#### Document section

I'll turn it back now to Martin.

Martin M. McGlynn

Thanks, Eliseo. So, as you can see, and we have a lot of translational activity going on in the company and delighted that Eliseo has had the opportunity to bring everybody up to speed today.

I've stated this before, and I'd like to reiterate today, that we continue to believe that our best strategy is to build shareholder value by generating meaningful clinical data in a cash efficient manner. In the second quarter, we took important steps to accelerate our ongoing trials and to complete their enrollment, and to ensure that we have the expertise and the resources necessary to execute those trials. Of course, going forward, we will continue to provide interim updates on the spinal cord injury and AMD trials as the data becomes available.

So with that, I'd like to thank you for your attention. And we'll open up the call for questions.

Question-and-Answer Session


[Operator Instructions] Your first question comes from the line of Stephen Dunn with LifeTech Capital.

Stephen M. Dunn - LifeTech Capital, Research Division

It's a very thorough presentation and a lot of good progress. I may have missed it, but on the 2-year PMD data, could you characterize -- again, I may have missed it, what it look like for patient 4?

########
#### Information given

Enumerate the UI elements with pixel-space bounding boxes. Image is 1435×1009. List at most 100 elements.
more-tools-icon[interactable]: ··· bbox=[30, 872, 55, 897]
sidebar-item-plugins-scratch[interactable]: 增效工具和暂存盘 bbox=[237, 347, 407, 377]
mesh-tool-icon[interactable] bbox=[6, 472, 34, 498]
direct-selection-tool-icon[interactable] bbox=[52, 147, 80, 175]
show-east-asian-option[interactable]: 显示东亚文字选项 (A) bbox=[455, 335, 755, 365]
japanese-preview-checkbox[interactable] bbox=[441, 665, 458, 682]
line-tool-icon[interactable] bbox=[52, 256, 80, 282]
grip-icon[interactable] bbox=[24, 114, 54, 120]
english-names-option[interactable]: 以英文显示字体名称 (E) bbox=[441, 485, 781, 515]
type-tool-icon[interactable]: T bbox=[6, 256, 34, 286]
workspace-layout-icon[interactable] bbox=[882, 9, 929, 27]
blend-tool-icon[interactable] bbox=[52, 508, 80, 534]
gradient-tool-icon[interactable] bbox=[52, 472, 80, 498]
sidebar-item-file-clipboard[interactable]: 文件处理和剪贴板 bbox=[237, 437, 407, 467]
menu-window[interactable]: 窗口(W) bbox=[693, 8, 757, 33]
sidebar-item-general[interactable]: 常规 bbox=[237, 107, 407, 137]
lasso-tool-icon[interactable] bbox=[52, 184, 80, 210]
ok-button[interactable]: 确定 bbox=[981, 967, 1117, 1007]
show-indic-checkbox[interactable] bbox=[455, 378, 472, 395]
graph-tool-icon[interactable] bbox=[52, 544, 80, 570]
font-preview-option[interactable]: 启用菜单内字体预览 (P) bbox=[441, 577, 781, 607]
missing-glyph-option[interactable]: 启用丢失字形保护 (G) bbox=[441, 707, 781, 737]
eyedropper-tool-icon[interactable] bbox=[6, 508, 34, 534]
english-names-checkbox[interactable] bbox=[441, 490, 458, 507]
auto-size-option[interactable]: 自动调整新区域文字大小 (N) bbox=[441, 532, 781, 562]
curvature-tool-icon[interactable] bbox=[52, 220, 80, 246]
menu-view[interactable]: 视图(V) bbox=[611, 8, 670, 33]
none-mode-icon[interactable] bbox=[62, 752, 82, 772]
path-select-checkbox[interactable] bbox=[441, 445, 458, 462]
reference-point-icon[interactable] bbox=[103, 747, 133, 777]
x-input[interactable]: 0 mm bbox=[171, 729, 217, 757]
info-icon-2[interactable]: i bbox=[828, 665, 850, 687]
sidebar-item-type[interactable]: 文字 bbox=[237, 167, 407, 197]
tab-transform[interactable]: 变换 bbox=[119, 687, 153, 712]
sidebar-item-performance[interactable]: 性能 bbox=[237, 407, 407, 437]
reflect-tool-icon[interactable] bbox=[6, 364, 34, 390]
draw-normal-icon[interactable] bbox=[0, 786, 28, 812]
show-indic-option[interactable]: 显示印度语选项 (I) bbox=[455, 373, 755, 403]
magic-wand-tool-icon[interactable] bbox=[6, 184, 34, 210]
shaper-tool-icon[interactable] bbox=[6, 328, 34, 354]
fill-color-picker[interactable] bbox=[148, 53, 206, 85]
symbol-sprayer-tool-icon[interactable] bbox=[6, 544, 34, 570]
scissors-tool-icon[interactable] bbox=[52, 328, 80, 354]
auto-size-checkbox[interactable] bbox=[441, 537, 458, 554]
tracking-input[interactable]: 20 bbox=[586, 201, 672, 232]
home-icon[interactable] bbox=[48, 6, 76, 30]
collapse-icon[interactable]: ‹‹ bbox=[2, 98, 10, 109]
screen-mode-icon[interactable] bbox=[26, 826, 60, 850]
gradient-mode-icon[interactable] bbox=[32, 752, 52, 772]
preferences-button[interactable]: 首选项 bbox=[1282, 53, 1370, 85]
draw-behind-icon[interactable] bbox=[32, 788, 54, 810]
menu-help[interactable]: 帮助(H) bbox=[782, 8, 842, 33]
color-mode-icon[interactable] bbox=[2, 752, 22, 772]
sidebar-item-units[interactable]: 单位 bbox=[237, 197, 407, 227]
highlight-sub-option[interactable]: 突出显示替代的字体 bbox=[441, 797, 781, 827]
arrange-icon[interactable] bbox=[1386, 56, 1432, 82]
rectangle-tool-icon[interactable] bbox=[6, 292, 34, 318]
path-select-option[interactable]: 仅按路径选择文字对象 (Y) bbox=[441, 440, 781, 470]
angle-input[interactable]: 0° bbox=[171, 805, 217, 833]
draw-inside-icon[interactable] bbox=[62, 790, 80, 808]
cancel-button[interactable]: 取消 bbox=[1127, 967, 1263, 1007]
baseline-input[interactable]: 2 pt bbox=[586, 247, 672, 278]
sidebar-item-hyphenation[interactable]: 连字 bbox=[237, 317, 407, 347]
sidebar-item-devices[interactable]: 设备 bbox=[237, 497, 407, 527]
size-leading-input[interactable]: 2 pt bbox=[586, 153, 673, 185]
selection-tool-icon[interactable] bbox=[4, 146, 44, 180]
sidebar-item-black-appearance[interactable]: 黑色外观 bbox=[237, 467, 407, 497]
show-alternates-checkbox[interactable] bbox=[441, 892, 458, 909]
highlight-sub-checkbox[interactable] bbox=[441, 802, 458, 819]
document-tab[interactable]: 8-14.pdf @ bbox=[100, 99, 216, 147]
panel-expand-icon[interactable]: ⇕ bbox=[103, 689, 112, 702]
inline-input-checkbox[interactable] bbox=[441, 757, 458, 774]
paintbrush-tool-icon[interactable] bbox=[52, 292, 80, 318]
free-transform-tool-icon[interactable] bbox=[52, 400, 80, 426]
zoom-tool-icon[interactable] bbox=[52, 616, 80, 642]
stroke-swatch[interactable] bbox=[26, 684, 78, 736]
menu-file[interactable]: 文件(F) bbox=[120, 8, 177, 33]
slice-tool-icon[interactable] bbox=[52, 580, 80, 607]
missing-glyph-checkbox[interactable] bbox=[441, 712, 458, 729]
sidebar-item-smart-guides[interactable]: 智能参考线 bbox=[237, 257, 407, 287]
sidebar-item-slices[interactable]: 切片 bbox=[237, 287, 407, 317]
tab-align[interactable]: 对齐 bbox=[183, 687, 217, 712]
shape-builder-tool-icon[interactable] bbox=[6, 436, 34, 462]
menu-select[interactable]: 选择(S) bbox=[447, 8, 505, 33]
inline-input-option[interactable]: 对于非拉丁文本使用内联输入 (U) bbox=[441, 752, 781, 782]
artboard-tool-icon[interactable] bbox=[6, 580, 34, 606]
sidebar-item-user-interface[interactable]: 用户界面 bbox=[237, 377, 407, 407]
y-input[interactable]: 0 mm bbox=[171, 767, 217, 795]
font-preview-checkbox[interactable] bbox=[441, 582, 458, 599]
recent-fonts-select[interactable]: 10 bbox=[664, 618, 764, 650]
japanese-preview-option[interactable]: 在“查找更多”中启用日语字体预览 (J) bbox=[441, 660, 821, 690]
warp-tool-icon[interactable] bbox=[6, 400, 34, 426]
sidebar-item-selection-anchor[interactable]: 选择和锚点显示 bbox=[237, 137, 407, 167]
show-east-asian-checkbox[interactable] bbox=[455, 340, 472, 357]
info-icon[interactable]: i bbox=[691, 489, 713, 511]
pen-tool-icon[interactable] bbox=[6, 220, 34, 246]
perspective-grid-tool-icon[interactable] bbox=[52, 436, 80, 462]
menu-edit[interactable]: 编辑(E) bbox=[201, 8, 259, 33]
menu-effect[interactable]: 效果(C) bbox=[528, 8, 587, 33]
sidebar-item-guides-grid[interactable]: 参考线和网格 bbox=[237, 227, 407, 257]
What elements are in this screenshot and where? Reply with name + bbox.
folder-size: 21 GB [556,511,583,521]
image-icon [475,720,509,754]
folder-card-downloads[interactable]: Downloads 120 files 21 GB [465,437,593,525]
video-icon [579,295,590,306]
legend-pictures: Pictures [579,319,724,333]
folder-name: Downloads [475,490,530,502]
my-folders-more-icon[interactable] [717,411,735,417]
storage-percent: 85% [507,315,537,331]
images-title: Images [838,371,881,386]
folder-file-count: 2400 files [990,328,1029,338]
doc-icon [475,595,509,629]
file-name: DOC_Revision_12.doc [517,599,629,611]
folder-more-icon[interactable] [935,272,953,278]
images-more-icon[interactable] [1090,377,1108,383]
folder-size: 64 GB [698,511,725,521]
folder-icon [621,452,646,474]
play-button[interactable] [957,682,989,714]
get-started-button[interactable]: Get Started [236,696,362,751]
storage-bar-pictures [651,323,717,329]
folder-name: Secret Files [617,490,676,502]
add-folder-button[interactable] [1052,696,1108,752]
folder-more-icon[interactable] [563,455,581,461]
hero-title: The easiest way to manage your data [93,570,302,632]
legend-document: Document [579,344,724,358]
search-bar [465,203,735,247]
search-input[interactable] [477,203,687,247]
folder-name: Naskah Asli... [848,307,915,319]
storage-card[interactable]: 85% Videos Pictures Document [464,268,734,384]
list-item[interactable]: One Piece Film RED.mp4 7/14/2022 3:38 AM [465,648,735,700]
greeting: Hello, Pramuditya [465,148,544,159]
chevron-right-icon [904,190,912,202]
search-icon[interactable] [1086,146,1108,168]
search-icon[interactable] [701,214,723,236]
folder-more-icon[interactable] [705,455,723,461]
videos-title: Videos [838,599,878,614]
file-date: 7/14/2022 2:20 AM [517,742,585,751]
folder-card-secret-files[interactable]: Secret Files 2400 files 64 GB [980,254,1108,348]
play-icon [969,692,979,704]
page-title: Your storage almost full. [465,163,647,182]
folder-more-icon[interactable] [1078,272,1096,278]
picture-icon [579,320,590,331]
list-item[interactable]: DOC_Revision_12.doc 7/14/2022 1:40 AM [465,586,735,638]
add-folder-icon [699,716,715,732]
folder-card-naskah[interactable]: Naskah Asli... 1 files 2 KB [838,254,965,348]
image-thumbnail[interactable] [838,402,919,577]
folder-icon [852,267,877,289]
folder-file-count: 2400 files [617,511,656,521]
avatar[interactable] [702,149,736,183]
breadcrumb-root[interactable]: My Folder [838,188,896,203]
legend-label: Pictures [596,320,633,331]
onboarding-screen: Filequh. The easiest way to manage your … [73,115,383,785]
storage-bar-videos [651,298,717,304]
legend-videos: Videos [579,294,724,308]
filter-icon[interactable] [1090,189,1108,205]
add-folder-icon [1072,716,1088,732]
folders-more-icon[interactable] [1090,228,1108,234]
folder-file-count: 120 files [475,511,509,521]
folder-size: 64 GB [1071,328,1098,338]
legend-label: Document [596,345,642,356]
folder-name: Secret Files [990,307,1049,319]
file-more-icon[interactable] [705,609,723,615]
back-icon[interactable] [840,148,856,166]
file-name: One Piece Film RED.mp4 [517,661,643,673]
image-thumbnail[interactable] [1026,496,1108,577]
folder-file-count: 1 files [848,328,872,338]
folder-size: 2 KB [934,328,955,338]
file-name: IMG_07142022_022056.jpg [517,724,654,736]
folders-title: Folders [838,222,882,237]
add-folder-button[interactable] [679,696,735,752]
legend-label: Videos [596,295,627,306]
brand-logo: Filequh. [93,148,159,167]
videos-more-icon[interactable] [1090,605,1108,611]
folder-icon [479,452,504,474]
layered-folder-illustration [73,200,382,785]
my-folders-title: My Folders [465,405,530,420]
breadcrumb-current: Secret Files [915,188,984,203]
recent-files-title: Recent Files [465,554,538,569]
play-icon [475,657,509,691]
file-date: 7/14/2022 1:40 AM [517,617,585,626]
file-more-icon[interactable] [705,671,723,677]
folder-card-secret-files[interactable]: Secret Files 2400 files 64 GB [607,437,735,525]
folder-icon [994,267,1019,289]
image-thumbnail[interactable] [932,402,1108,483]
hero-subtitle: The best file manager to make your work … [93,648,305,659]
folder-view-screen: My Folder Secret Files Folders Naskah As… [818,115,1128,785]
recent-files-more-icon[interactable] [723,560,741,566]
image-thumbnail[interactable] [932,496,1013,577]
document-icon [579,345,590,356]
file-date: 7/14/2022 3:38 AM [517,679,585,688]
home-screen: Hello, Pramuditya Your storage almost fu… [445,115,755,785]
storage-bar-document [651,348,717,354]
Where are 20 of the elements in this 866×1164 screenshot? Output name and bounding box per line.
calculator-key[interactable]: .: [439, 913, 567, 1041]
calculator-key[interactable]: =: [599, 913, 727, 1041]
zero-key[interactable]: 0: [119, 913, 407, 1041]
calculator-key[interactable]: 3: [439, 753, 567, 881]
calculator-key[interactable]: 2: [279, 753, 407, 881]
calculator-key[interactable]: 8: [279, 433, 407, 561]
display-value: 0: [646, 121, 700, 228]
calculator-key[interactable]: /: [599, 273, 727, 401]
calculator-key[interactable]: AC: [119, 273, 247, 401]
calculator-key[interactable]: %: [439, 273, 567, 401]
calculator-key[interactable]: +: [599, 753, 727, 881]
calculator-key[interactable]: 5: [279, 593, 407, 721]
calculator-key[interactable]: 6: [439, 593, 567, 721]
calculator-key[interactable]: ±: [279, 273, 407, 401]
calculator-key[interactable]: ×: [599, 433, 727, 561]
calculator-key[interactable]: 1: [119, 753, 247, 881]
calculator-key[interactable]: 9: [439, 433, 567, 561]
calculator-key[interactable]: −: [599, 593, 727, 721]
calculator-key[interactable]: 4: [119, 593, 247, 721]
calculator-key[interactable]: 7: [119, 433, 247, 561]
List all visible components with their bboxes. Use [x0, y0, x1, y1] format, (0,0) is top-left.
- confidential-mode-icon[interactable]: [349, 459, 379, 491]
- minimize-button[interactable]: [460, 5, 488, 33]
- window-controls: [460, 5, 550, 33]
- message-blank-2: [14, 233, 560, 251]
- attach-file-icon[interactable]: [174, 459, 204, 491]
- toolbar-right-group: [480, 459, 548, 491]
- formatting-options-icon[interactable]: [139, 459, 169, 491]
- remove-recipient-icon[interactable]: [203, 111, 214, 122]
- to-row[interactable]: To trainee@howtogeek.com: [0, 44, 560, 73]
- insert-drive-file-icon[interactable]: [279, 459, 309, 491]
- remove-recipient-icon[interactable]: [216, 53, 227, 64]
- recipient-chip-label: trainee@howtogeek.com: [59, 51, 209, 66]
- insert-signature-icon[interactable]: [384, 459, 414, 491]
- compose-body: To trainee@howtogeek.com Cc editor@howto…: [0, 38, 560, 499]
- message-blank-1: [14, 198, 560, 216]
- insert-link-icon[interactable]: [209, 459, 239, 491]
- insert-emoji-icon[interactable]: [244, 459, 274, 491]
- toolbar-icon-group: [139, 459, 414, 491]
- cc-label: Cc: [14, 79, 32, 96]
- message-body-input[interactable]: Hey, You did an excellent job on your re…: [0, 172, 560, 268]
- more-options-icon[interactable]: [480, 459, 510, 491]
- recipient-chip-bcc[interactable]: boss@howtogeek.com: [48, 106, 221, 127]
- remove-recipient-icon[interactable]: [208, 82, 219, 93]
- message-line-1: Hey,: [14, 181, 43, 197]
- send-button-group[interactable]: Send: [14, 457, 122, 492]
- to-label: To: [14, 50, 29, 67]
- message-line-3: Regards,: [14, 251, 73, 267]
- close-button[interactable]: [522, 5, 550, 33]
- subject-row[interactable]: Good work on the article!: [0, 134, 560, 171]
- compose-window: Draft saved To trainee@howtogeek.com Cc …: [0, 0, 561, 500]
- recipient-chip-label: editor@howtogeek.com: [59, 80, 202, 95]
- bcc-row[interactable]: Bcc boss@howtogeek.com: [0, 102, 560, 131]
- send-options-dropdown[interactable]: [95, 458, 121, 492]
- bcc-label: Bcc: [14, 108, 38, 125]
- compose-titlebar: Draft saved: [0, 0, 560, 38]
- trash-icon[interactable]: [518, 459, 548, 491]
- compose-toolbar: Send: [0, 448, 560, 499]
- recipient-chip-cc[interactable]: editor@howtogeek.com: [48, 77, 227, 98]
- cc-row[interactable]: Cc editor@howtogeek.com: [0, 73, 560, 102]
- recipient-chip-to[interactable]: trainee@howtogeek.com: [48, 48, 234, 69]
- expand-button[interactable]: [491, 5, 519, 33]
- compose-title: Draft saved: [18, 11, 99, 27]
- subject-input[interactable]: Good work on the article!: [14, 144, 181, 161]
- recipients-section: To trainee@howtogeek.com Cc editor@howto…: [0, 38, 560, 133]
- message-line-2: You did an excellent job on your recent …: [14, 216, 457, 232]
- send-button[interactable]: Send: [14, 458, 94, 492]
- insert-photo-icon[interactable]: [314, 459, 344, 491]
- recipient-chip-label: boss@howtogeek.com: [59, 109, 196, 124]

########

Questions -
• a. According to the call transcript, what does Martin McGlynn say the company's best strategy is?
• b. From the call transcript, extract the passage from "So with that, I'd" up to and including "for patient 4?".
• c. Extend the call transcript from the point where it stops.
The records are separate material and have no connection to the call transcript.

Exercise results -
• a. To build shareholder value by generating meaningful clinical data in a cash efficient manner.

• b.
So with that, I'd like to thank you for your attention. And we'll open up the call for questions.

Question-and-Answer Session


[Operator Instructions] Your first question comes from the line of Stephen Dunn with LifeTech Capital.

Stephen M. Dunn - LifeTech Capital, Research Division

It's a very thorough presentation and a lot of good progress. I may have missed it, but on the 2-year PMD data, could you characterize -- again, I may have missed it, what it look like for patient 4?

• c.
Eliseo Oreste Salinas

Yes the patient -- okay, patient #1 and 3 were the youngest patients. Patient #1 was 1 year and 2 months when enrolled, and patient #3 was 1 year and 4 months when enrolled. Patient #2 and 4 were the oldest. Number 2 was 3.5 years and #4, 5.5 years at the beginning. I say that because the literature show that there is a lot of maturation changes before the age of 2. So -- and when you look at patients 1 and 3, those are the ones that you see -- they look more unstable in terms of the evolution of the curves. Patient #4 was very similar to patient #2. So at the end of the trial, as I said, the difference is about 8 percentage points and at no time points -- at no time point, the curves between the control areas, and the transplanted areas became close, as was the case with patients #1 and 3.

Stephen M. Dunn - LifeTech Capital, Research Division

Okay, are all these patients still alive?

Eliseo Oreste Salinas

Yes. These patients are alive and doing well in terms of safety. Some of them, as we reported in the initial publication, have had some modest, but detectable clinical gains. For example, decreases in the nighttime need for CPAP, or continuous pressure ventilation. Some with improved truncal support. Some -- including with improved local motion. As I said, modest, but detectable gain.

Stephen M. Dunn - LifeTech Capital, Research Division

Okay. And my final question, you said patient 1, you had the 3-year data already. Are the other 3 patients still compliant in the long-term follow-up? Or have we lost a need to follow-up?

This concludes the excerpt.